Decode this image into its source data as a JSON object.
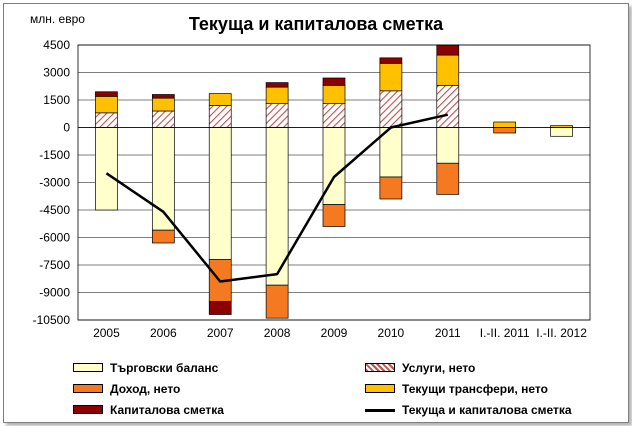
{
  "title": "Текуща и капиталова сметка",
  "unit_label": "млн. евро",
  "colors": {
    "trade": "#ffffcc",
    "services": "#c0504d",
    "income": "#f47920",
    "transfers": "#ffc000",
    "capital": "#8b0000",
    "line": "#000000"
  },
  "legend": [
    {
      "key": "trade",
      "label": "Търговски баланс",
      "type": "box"
    },
    {
      "key": "services",
      "label": "Услуги, нето",
      "type": "hatch"
    },
    {
      "key": "income",
      "label": "Доход, нето",
      "type": "box"
    },
    {
      "key": "transfers",
      "label": "Текущи трансфери, нето",
      "type": "box"
    },
    {
      "key": "capital",
      "label": "Капиталова сметка",
      "type": "box"
    },
    {
      "key": "line",
      "label": "Текуща и капиталова сметка",
      "type": "line"
    }
  ],
  "chart_data": {
    "type": "bar",
    "stacked": true,
    "title": "Текуща и капиталова сметка",
    "ylabel": "млн. евро",
    "categories": [
      "2005",
      "2006",
      "2007",
      "2008",
      "2009",
      "2010",
      "2011",
      "I.-II. 2011",
      "I.-II. 2012"
    ],
    "ylim": [
      -10500,
      4500
    ],
    "yticks": [
      4500,
      3000,
      1500,
      0,
      -1500,
      -3000,
      -4500,
      -6000,
      -7500,
      -9000,
      -10500
    ],
    "grid": true,
    "series": [
      {
        "name": "Търговски баланс",
        "key": "trade",
        "values": [
          -4500,
          -5600,
          -7200,
          -8600,
          -4200,
          -2700,
          -1950,
          0,
          -480
        ]
      },
      {
        "name": "Услуги, нето",
        "key": "services",
        "values": [
          800,
          900,
          1200,
          1300,
          1300,
          2000,
          2300,
          0,
          0
        ]
      },
      {
        "name": "Доход, нето",
        "key": "income",
        "values": [
          0,
          -700,
          -2300,
          -1800,
          -1200,
          -1200,
          -1700,
          -300,
          0
        ]
      },
      {
        "name": "Текущи трансфери, нето",
        "key": "transfers",
        "values": [
          900,
          700,
          650,
          900,
          1000,
          1500,
          1650,
          300,
          100
        ]
      },
      {
        "name": "Капиталова сметка",
        "key": "capital",
        "values": [
          250,
          200,
          -700,
          250,
          400,
          300,
          550,
          0,
          0
        ]
      },
      {
        "name": "Текуща и капиталова сметка",
        "key": "line",
        "type": "line",
        "values": [
          -2500,
          -4600,
          -8400,
          -8000,
          -2700,
          0,
          700,
          null,
          null
        ]
      }
    ]
  }
}
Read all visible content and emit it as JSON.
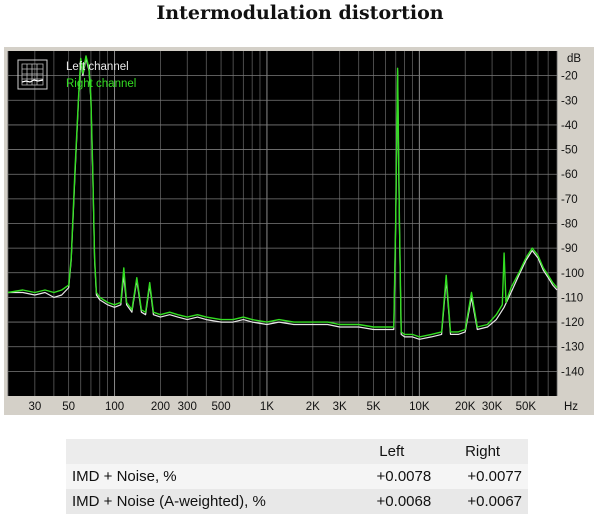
{
  "page": {
    "title": "Intermodulation distortion"
  },
  "chart_data": {
    "type": "line",
    "title": "Intermodulation distortion",
    "xlabel": "Hz",
    "ylabel": "dB",
    "x_scale": "log",
    "xlim": [
      20,
      80000
    ],
    "ylim": [
      -150,
      -10
    ],
    "grid": true,
    "legend_position": "top-left",
    "x_ticks": [
      {
        "value": 30,
        "label": "30"
      },
      {
        "value": 50,
        "label": "50"
      },
      {
        "value": 100,
        "label": "100"
      },
      {
        "value": 200,
        "label": "200"
      },
      {
        "value": 300,
        "label": "300"
      },
      {
        "value": 500,
        "label": "500"
      },
      {
        "value": 1000,
        "label": "1K"
      },
      {
        "value": 2000,
        "label": "2K"
      },
      {
        "value": 3000,
        "label": "3K"
      },
      {
        "value": 5000,
        "label": "5K"
      },
      {
        "value": 10000,
        "label": "10K"
      },
      {
        "value": 20000,
        "label": "20K"
      },
      {
        "value": 30000,
        "label": "30K"
      },
      {
        "value": 50000,
        "label": "50K"
      }
    ],
    "y_ticks": [
      {
        "value": -20,
        "label": "-20"
      },
      {
        "value": -30,
        "label": "-30"
      },
      {
        "value": -40,
        "label": "-40"
      },
      {
        "value": -50,
        "label": "-50"
      },
      {
        "value": -60,
        "label": "-60"
      },
      {
        "value": -70,
        "label": "-70"
      },
      {
        "value": -80,
        "label": "-80"
      },
      {
        "value": -90,
        "label": "-90"
      },
      {
        "value": -100,
        "label": "-100"
      },
      {
        "value": -110,
        "label": "-110"
      },
      {
        "value": -120,
        "label": "-120"
      },
      {
        "value": -130,
        "label": "-130"
      },
      {
        "value": -140,
        "label": "-140"
      }
    ],
    "series": [
      {
        "name": "Left channel",
        "color": "#e8e8e8",
        "points": [
          [
            20,
            -108
          ],
          [
            25,
            -108
          ],
          [
            30,
            -109
          ],
          [
            35,
            -108
          ],
          [
            40,
            -110
          ],
          [
            45,
            -109
          ],
          [
            50,
            -106
          ],
          [
            52,
            -95
          ],
          [
            55,
            -60
          ],
          [
            58,
            -30
          ],
          [
            60,
            -14
          ],
          [
            62,
            -20
          ],
          [
            65,
            -13
          ],
          [
            68,
            -18
          ],
          [
            70,
            -30
          ],
          [
            72,
            -60
          ],
          [
            74,
            -95
          ],
          [
            76,
            -109
          ],
          [
            80,
            -111
          ],
          [
            90,
            -113
          ],
          [
            100,
            -114
          ],
          [
            110,
            -113
          ],
          [
            115,
            -101
          ],
          [
            120,
            -113
          ],
          [
            130,
            -116
          ],
          [
            140,
            -103
          ],
          [
            150,
            -116
          ],
          [
            160,
            -117
          ],
          [
            170,
            -105
          ],
          [
            180,
            -117
          ],
          [
            200,
            -118
          ],
          [
            230,
            -117
          ],
          [
            260,
            -118
          ],
          [
            300,
            -119
          ],
          [
            350,
            -118
          ],
          [
            400,
            -119
          ],
          [
            500,
            -120
          ],
          [
            600,
            -120
          ],
          [
            700,
            -119
          ],
          [
            800,
            -120
          ],
          [
            1000,
            -121
          ],
          [
            1200,
            -120
          ],
          [
            1500,
            -121
          ],
          [
            2000,
            -121
          ],
          [
            2500,
            -121
          ],
          [
            3000,
            -122
          ],
          [
            4000,
            -122
          ],
          [
            5000,
            -123
          ],
          [
            6000,
            -123
          ],
          [
            6500,
            -123
          ],
          [
            6800,
            -123
          ],
          [
            7000,
            -80
          ],
          [
            7200,
            -18
          ],
          [
            7400,
            -80
          ],
          [
            7600,
            -125
          ],
          [
            8000,
            -126
          ],
          [
            9000,
            -126
          ],
          [
            10000,
            -127
          ],
          [
            12000,
            -126
          ],
          [
            14000,
            -125
          ],
          [
            15000,
            -103
          ],
          [
            16000,
            -125
          ],
          [
            18000,
            -125
          ],
          [
            20000,
            -124
          ],
          [
            22000,
            -110
          ],
          [
            24000,
            -123
          ],
          [
            28000,
            -122
          ],
          [
            32000,
            -119
          ],
          [
            36000,
            -114
          ],
          [
            40000,
            -108
          ],
          [
            45000,
            -101
          ],
          [
            50000,
            -95
          ],
          [
            55000,
            -91
          ],
          [
            60000,
            -94
          ],
          [
            65000,
            -99
          ],
          [
            70000,
            -102
          ],
          [
            75000,
            -105
          ],
          [
            80000,
            -107
          ]
        ]
      },
      {
        "name": "Right channel",
        "color": "#33dd22",
        "points": [
          [
            20,
            -108
          ],
          [
            25,
            -107
          ],
          [
            30,
            -108
          ],
          [
            35,
            -107
          ],
          [
            40,
            -108
          ],
          [
            45,
            -107
          ],
          [
            50,
            -105
          ],
          [
            52,
            -94
          ],
          [
            55,
            -58
          ],
          [
            58,
            -29
          ],
          [
            60,
            -13
          ],
          [
            62,
            -19
          ],
          [
            65,
            -12
          ],
          [
            68,
            -17
          ],
          [
            70,
            -29
          ],
          [
            72,
            -59
          ],
          [
            74,
            -94
          ],
          [
            76,
            -108
          ],
          [
            80,
            -110
          ],
          [
            90,
            -112
          ],
          [
            100,
            -113
          ],
          [
            110,
            -112
          ],
          [
            115,
            -98
          ],
          [
            120,
            -112
          ],
          [
            130,
            -115
          ],
          [
            140,
            -102
          ],
          [
            150,
            -115
          ],
          [
            160,
            -116
          ],
          [
            170,
            -104
          ],
          [
            180,
            -116
          ],
          [
            200,
            -117
          ],
          [
            230,
            -116
          ],
          [
            260,
            -117
          ],
          [
            300,
            -118
          ],
          [
            350,
            -117
          ],
          [
            400,
            -118
          ],
          [
            500,
            -119
          ],
          [
            600,
            -119
          ],
          [
            700,
            -118
          ],
          [
            800,
            -119
          ],
          [
            1000,
            -120
          ],
          [
            1200,
            -119
          ],
          [
            1500,
            -120
          ],
          [
            2000,
            -120
          ],
          [
            2500,
            -120
          ],
          [
            3000,
            -121
          ],
          [
            4000,
            -121
          ],
          [
            5000,
            -122
          ],
          [
            6000,
            -122
          ],
          [
            6500,
            -122
          ],
          [
            6800,
            -122
          ],
          [
            7000,
            -78
          ],
          [
            7200,
            -17
          ],
          [
            7400,
            -78
          ],
          [
            7600,
            -124
          ],
          [
            8000,
            -125
          ],
          [
            9000,
            -125
          ],
          [
            10000,
            -126
          ],
          [
            12000,
            -125
          ],
          [
            14000,
            -124
          ],
          [
            15000,
            -101
          ],
          [
            16000,
            -124
          ],
          [
            18000,
            -124
          ],
          [
            20000,
            -123
          ],
          [
            22000,
            -108
          ],
          [
            24000,
            -122
          ],
          [
            28000,
            -121
          ],
          [
            32000,
            -117
          ],
          [
            35000,
            -113
          ],
          [
            36000,
            -92
          ],
          [
            37000,
            -112
          ],
          [
            40000,
            -106
          ],
          [
            45000,
            -100
          ],
          [
            50000,
            -94
          ],
          [
            55000,
            -90
          ],
          [
            60000,
            -93
          ],
          [
            65000,
            -98
          ],
          [
            70000,
            -101
          ],
          [
            75000,
            -104
          ],
          [
            80000,
            -106
          ]
        ]
      }
    ]
  },
  "results": {
    "headers": {
      "label": "",
      "left": "Left",
      "right": "Right"
    },
    "rows": [
      {
        "label": "IMD + Noise, %",
        "left": "+0.0078",
        "right": "+0.0077"
      },
      {
        "label": "IMD + Noise (A-weighted), %",
        "left": "+0.0068",
        "right": "+0.0067"
      }
    ]
  },
  "icons": {
    "graph_icon": "grid-icon"
  }
}
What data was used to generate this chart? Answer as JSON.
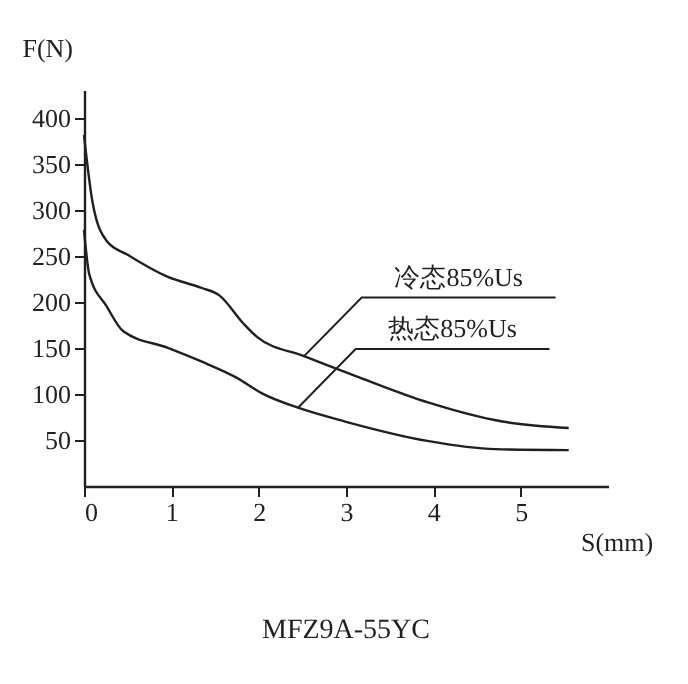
{
  "chart_data": {
    "type": "line",
    "title": "MFZ9A-55YC",
    "xlabel": "S(mm)",
    "ylabel": "F(N)",
    "xlim": [
      0,
      6
    ],
    "ylim": [
      0,
      430
    ],
    "xticks": [
      0,
      1,
      2,
      3,
      4,
      5
    ],
    "yticks": [
      50,
      100,
      150,
      200,
      250,
      300,
      350,
      400
    ],
    "grid": false,
    "marker": "none",
    "line_style": "solid",
    "series": [
      {
        "color": "#231f20",
        "x": [
          0,
          0.1,
          0.26,
          0.5,
          0.96,
          1.35,
          1.55,
          1.82,
          1.98,
          2.52,
          3.15,
          3.93,
          4.79,
          5.55
        ],
        "values": [
          381,
          307,
          266,
          251,
          227,
          215,
          207,
          177,
          162,
          141,
          118,
          91,
          70,
          63
        ]
      },
      {
        "color": "#231f20",
        "x": [
          0,
          0.06,
          0.26,
          0.45,
          0.96,
          1.35,
          1.74,
          2.05,
          2.45,
          2.99,
          3.93,
          4.71,
          5.55
        ],
        "values": [
          278,
          230,
          195,
          168,
          150,
          135,
          118,
          100,
          85,
          70,
          49,
          40,
          39
        ]
      }
    ],
    "annotations": [
      {
        "text": "冷态85%Us",
        "x": 2.52,
        "y": 141
      },
      {
        "text": "热态85%Us",
        "x": 2.45,
        "y": 85
      }
    ]
  }
}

**Task goal:** Gather from the data above every line with the string "Текуща".

**Correct output:**
  "title": "Текуща и капиталова сметка",
      "label": "Текуща и капиталова сметка",
    "title": "Текуща и капиталова сметка",
        "name": "Текуща и капиталова сметка",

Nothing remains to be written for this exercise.